RAW DATA:
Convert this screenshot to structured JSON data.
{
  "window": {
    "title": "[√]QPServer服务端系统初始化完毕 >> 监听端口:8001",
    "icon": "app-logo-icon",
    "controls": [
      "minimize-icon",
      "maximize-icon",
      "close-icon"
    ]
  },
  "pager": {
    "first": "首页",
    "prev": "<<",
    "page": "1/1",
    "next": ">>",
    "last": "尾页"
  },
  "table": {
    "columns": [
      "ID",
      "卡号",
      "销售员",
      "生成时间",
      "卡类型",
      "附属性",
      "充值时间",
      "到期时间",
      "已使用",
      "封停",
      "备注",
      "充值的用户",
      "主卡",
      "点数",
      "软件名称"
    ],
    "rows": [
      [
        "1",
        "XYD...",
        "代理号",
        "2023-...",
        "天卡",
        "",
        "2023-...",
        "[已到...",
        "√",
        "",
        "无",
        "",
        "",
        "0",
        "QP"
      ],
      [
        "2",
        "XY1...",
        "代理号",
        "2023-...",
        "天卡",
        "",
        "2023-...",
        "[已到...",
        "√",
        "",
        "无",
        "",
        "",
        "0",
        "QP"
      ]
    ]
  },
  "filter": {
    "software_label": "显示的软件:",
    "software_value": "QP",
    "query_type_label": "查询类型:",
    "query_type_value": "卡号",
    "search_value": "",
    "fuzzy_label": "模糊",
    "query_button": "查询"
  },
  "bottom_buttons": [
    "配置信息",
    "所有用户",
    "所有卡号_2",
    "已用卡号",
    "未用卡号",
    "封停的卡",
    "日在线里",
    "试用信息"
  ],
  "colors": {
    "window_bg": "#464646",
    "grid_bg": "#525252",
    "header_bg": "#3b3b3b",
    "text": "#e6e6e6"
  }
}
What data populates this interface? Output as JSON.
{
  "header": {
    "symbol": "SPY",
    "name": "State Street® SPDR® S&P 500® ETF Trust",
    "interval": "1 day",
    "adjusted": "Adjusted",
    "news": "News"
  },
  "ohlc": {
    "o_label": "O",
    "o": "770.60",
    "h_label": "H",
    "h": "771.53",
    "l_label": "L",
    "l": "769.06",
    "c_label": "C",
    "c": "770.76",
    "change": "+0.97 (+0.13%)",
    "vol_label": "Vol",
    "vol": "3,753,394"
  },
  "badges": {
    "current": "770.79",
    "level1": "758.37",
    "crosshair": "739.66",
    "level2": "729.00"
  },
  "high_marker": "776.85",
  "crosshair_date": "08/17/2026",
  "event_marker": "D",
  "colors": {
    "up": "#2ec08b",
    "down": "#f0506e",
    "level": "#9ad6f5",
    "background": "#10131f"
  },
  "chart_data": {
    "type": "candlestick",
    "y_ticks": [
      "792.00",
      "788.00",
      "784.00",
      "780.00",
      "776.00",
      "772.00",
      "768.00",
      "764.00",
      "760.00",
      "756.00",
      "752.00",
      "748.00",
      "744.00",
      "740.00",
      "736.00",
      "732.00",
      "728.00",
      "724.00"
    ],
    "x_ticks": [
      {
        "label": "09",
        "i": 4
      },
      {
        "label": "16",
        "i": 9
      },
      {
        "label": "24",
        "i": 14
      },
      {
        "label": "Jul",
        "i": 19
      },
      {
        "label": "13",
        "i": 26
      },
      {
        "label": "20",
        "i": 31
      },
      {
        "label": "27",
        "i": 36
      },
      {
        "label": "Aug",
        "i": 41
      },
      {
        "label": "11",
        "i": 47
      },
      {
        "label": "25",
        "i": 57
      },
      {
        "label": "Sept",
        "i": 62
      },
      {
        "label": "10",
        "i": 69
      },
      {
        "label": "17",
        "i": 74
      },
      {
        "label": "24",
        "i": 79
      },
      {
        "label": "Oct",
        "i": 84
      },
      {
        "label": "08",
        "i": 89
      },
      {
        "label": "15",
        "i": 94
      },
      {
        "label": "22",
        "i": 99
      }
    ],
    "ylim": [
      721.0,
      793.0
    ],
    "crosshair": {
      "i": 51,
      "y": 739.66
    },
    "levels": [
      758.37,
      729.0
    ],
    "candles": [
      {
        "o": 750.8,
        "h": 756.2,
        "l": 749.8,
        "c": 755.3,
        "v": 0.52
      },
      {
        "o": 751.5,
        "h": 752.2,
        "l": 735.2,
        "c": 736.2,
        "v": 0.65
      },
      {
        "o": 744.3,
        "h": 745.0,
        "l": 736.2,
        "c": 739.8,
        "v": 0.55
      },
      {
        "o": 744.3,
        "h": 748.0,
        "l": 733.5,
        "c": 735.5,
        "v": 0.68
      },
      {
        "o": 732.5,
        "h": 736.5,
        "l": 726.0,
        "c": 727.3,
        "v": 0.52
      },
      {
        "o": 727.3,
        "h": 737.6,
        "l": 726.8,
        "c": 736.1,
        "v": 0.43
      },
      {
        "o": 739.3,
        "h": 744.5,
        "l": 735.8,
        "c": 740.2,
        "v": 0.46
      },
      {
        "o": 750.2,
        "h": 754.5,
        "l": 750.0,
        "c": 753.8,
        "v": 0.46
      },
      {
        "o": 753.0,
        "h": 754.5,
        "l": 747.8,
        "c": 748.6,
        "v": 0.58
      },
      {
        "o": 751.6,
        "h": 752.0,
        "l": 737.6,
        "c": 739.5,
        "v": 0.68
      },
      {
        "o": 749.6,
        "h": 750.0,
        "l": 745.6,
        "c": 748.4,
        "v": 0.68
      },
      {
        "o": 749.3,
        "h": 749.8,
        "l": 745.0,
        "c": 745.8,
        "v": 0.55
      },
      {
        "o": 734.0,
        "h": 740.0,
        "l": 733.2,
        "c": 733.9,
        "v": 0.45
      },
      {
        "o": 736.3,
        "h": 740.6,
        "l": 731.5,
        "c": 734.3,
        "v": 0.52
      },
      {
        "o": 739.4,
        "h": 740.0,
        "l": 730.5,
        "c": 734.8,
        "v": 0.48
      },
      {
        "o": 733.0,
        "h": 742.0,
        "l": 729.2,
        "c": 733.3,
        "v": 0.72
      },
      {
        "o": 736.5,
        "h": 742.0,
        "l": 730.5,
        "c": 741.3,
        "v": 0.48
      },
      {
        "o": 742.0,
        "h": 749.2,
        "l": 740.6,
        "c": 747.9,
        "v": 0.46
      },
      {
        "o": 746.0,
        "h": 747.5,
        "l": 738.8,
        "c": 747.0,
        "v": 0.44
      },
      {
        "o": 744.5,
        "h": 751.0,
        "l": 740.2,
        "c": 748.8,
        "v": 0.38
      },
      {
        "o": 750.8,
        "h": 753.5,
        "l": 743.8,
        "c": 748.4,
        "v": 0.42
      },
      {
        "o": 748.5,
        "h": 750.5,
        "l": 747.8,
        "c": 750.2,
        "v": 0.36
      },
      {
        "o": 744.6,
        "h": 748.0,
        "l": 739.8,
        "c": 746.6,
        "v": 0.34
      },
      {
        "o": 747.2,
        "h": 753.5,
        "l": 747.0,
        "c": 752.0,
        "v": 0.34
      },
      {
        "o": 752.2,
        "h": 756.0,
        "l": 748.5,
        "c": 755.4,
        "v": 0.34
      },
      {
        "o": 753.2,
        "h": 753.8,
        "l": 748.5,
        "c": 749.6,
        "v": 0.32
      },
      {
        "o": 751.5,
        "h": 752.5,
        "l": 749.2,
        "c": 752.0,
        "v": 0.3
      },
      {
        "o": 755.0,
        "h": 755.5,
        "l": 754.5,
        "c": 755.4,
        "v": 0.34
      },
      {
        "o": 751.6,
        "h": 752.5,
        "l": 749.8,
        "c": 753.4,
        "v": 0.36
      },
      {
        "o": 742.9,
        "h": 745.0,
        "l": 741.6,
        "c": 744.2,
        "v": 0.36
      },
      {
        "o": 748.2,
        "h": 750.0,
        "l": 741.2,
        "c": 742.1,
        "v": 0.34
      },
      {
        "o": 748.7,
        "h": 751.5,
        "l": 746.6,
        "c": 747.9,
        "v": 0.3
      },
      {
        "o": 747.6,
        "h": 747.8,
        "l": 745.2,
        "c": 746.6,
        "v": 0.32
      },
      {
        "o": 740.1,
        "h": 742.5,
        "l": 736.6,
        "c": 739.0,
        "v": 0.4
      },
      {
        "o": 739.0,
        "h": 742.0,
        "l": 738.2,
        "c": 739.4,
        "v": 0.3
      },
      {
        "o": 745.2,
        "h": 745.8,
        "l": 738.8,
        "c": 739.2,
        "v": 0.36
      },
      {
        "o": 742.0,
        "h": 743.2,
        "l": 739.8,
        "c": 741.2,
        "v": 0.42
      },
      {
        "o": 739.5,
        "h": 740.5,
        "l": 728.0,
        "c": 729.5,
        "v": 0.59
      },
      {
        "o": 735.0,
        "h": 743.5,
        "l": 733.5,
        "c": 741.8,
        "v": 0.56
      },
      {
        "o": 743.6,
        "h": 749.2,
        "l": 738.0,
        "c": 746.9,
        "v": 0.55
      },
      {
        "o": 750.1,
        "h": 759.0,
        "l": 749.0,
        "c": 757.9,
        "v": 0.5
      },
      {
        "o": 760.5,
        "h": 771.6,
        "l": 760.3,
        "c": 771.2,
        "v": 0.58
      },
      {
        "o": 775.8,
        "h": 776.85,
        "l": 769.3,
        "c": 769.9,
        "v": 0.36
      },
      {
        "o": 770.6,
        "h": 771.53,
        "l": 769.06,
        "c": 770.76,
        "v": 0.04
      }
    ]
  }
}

EXERCISE INSTRUCTIONS:
Pull out all lines containing the word "this" from the entries above.

PROBLEM SOLUTION:
Convert this screenshot to structured JSON data.
What data populates this interface? Output as JSON.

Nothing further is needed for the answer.